(TASK REQUIREMENTS): Beneath this task is a listing; retype all of it exactly.

= = =

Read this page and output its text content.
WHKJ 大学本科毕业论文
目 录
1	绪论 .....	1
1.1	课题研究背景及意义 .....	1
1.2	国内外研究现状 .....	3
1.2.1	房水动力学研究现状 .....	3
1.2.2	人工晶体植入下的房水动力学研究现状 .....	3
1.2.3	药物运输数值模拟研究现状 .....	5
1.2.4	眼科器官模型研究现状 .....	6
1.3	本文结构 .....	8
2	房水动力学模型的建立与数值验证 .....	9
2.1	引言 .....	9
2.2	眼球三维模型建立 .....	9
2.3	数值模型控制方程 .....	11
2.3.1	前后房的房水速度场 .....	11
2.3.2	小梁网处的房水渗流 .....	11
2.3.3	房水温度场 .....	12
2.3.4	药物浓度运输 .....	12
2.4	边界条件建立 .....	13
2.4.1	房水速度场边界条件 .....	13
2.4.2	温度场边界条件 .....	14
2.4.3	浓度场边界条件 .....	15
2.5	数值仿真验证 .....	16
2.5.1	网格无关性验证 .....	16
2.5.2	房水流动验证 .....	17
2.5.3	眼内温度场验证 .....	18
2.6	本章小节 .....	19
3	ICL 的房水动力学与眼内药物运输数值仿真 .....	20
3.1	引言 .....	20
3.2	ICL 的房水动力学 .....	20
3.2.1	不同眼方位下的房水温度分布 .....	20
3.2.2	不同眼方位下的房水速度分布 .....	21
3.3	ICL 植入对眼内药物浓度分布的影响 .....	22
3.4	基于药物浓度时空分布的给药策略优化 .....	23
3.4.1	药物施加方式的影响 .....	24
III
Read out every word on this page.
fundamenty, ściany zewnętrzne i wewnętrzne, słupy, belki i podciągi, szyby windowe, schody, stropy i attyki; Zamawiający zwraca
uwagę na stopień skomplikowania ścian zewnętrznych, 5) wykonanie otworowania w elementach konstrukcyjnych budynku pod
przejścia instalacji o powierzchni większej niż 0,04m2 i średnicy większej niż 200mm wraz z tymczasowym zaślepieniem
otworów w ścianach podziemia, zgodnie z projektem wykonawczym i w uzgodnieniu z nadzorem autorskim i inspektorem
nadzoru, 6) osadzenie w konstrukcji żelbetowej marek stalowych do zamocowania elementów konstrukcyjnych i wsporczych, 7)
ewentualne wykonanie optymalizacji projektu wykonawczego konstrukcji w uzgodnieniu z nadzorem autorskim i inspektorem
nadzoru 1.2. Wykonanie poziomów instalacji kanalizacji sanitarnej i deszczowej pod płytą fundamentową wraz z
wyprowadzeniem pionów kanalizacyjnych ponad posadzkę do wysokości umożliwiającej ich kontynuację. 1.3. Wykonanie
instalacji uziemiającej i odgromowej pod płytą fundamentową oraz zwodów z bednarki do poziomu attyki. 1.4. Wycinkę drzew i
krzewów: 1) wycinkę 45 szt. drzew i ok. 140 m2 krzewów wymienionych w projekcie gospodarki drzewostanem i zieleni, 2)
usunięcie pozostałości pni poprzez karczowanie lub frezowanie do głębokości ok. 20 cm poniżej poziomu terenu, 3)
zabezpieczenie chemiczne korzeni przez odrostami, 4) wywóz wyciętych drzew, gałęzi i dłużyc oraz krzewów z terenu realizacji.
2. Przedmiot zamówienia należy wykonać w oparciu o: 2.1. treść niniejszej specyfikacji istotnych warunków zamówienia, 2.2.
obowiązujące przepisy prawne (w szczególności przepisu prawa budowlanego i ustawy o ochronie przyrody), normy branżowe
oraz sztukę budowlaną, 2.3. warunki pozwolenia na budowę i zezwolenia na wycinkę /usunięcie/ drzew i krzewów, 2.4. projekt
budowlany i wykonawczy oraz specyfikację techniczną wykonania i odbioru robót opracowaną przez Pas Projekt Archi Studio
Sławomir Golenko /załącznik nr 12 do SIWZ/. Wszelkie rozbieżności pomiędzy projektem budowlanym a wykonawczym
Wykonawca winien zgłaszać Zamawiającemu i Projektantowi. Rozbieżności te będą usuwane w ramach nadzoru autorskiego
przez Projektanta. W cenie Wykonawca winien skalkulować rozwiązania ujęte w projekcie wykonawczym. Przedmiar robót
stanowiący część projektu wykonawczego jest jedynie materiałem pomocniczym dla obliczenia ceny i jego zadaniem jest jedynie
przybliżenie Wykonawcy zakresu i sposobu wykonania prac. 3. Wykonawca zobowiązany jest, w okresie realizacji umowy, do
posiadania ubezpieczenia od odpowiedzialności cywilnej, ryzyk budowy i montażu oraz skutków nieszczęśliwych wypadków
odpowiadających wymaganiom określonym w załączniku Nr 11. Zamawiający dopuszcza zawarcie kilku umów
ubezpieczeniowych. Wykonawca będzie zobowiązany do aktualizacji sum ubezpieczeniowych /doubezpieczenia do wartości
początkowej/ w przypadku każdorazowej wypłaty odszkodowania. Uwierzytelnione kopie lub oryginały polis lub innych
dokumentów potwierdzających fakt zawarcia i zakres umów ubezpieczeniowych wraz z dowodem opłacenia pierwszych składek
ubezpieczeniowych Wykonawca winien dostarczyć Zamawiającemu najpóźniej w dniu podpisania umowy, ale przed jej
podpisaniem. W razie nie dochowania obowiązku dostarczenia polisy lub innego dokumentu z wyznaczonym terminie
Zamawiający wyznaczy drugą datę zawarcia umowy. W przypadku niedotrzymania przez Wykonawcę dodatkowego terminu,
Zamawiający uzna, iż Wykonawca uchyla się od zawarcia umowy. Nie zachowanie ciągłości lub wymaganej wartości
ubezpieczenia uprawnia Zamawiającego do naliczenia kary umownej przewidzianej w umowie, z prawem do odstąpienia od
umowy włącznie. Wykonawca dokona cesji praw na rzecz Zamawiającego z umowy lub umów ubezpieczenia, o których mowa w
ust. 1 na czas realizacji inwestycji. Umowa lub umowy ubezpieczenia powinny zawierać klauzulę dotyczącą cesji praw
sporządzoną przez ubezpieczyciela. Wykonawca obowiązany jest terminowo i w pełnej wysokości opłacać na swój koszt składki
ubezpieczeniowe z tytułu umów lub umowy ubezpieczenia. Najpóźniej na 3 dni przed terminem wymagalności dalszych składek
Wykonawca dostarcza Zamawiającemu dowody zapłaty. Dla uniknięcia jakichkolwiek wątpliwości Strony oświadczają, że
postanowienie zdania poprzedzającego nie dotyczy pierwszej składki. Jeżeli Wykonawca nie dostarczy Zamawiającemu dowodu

= = =

(EXERCISE RESULT):
Read this page and output its text content.
WHKJ 大学本科毕业论文
目 录
1	绪论 .....	1
1.1	课题研究背景及意义 .....	1
1.2	国内外研究现状 .....	3
1.2.1	房水动力学研究现状 .....	3
1.2.2	人工晶体植入下的房水动力学研究现状 .....	3
1.2.3	药物运输数值模拟研究现状 .....	5
1.2.4	眼科器官模型研究现状 .....	6
1.3	本文结构 .....	8
2	房水动力学模型的建立与数值验证 .....	9
2.1	引言 .....	9
2.2	眼球三维模型建立 .....	9
2.3	数值模型控制方程 .....	11
2.3.1	前后房的房水速度场 .....	11
2.3.2	小梁网处的房水渗流 .....	11
2.3.3	房水温度场 .....	12
2.3.4	药物浓度运输 .....	12
2.4	边界条件建立 .....	13
2.4.1	房水速度场边界条件 .....	13
2.4.2	温度场边界条件 .....	14
2.4.3	浓度场边界条件 .....	15
2.5	数值仿真验证 .....	16
2.5.1	网格无关性验证 .....	16
2.5.2	房水流动验证 .....	17
2.5.3	眼内温度场验证 .....	18
2.6	本章小节 .....	19
3	ICL 的房水动力学与眼内药物运输数值仿真 .....	20
3.1	引言 .....	20
3.2	ICL 的房水动力学 .....	20
3.2.1	不同眼方位下的房水温度分布 .....	20
3.2.2	不同眼方位下的房水速度分布 .....	21
3.3	ICL 植入对眼内药物浓度分布的影响 .....	22
3.4	基于药物浓度时空分布的给药策略优化 .....	23
3.4.1	药物施加方式的影响 .....	24
III
Read out every word on this page.
fundamenty, ściany zewnętrzne i wewnętrzne, słupy, belki i podciągi, szyby windowe, schody, stropy i attyki; Zamawiający zwraca
uwagę na stopień skomplikowania ścian zewnętrznych, 5) wykonanie otworowania w elementach konstrukcyjnych budynku pod
przejścia instalacji o powierzchni większej niż 0,04m2 i średnicy większej niż 200mm wraz z tymczasowym zaślepieniem
otworów w ścianach podziemia, zgodnie z projektem wykonawczym i w uzgodnieniu z nadzorem autorskim i inspektorem
nadzoru, 6) osadzenie w konstrukcji żelbetowej marek stalowych do zamocowania elementów konstrukcyjnych i wsporczych, 7)
ewentualne wykonanie optymalizacji projektu wykonawczego konstrukcji w uzgodnieniu z nadzorem autorskim i inspektorem
nadzoru 1.2. Wykonanie poziomów instalacji kanalizacji sanitarnej i deszczowej pod płytą fundamentową wraz z
wyprowadzeniem pionów kanalizacyjnych ponad posadzkę do wysokości umożliwiającej ich kontynuację. 1.3. Wykonanie
instalacji uziemiającej i odgromowej pod płytą fundamentową oraz zwodów z bednarki do poziomu attyki. 1.4. Wycinkę drzew i
krzewów: 1) wycinkę 45 szt. drzew i ok. 140 m2 krzewów wymienionych w projekcie gospodarki drzewostanem i zieleni, 2)
usunięcie pozostałości pni poprzez karczowanie lub frezowanie do głębokości ok. 20 cm poniżej poziomu terenu, 3)
zabezpieczenie chemiczne korzeni przez odrostami, 4) wywóz wyciętych drzew, gałęzi i dłużyc oraz krzewów z terenu realizacji.
2. Przedmiot zamówienia należy wykonać w oparciu o: 2.1. treść niniejszej specyfikacji istotnych warunków zamówienia, 2.2.
obowiązujące przepisy prawne (w szczególności przepisu prawa budowlanego i ustawy o ochronie przyrody), normy branżowe
oraz sztukę budowlaną, 2.3. warunki pozwolenia na budowę i zezwolenia na wycinkę /usunięcie/ drzew i krzewów, 2.4. projekt
budowlany i wykonawczy oraz specyfikację techniczną wykonania i odbioru robót opracowaną przez Pas Projekt Archi Studio
Sławomir Golenko /załącznik nr 12 do SIWZ/. Wszelkie rozbieżności pomiędzy projektem budowlanym a wykonawczym
Wykonawca winien zgłaszać Zamawiającemu i Projektantowi. Rozbieżności te będą usuwane w ramach nadzoru autorskiego
przez Projektanta. W cenie Wykonawca winien skalkulować rozwiązania ujęte w projekcie wykonawczym. Przedmiar robót
stanowiący część projektu wykonawczego jest jedynie materiałem pomocniczym dla obliczenia ceny i jego zadaniem jest jedynie
przybliżenie Wykonawcy zakresu i sposobu wykonania prac. 3. Wykonawca zobowiązany jest, w okresie realizacji umowy, do
posiadania ubezpieczenia od odpowiedzialności cywilnej, ryzyk budowy i montażu oraz skutków nieszczęśliwych wypadków
odpowiadających wymaganiom określonym w załączniku Nr 11. Zamawiający dopuszcza zawarcie kilku umów
ubezpieczeniowych. Wykonawca będzie zobowiązany do aktualizacji sum ubezpieczeniowych /doubezpieczenia do wartości
początkowej/ w przypadku każdorazowej wypłaty odszkodowania. Uwierzytelnione kopie lub oryginały polis lub innych
dokumentów potwierdzających fakt zawarcia i zakres umów ubezpieczeniowych wraz z dowodem opłacenia pierwszych składek
ubezpieczeniowych Wykonawca winien dostarczyć Zamawiającemu najpóźniej w dniu podpisania umowy, ale przed jej
podpisaniem. W razie nie dochowania obowiązku dostarczenia polisy lub innego dokumentu z wyznaczonym terminie
Zamawiający wyznaczy drugą datę zawarcia umowy. W przypadku niedotrzymania przez Wykonawcę dodatkowego terminu,
Zamawiający uzna, iż Wykonawca uchyla się od zawarcia umowy. Nie zachowanie ciągłości lub wymaganej wartości
ubezpieczenia uprawnia Zamawiającego do naliczenia kary umownej przewidzianej w umowie, z prawem do odstąpienia od
umowy włącznie. Wykonawca dokona cesji praw na rzecz Zamawiającego z umowy lub umów ubezpieczenia, o których mowa w
ust. 1 na czas realizacji inwestycji. Umowa lub umowy ubezpieczenia powinny zawierać klauzulę dotyczącą cesji praw
sporządzoną przez ubezpieczyciela. Wykonawca obowiązany jest terminowo i w pełnej wysokości opłacać na swój koszt składki
ubezpieczeniowe z tytułu umów lub umowy ubezpieczenia. Najpóźniej na 3 dni przed terminem wymagalności dalszych składek
Wykonawca dostarcza Zamawiającemu dowody zapłaty. Dla uniknięcia jakichkolwiek wątpliwości Strony oświadczają, że
postanowienie zdania poprzedzającego nie dotyczy pierwszej składki. Jeżeli Wykonawca nie dostarczy Zamawiającemu dowodu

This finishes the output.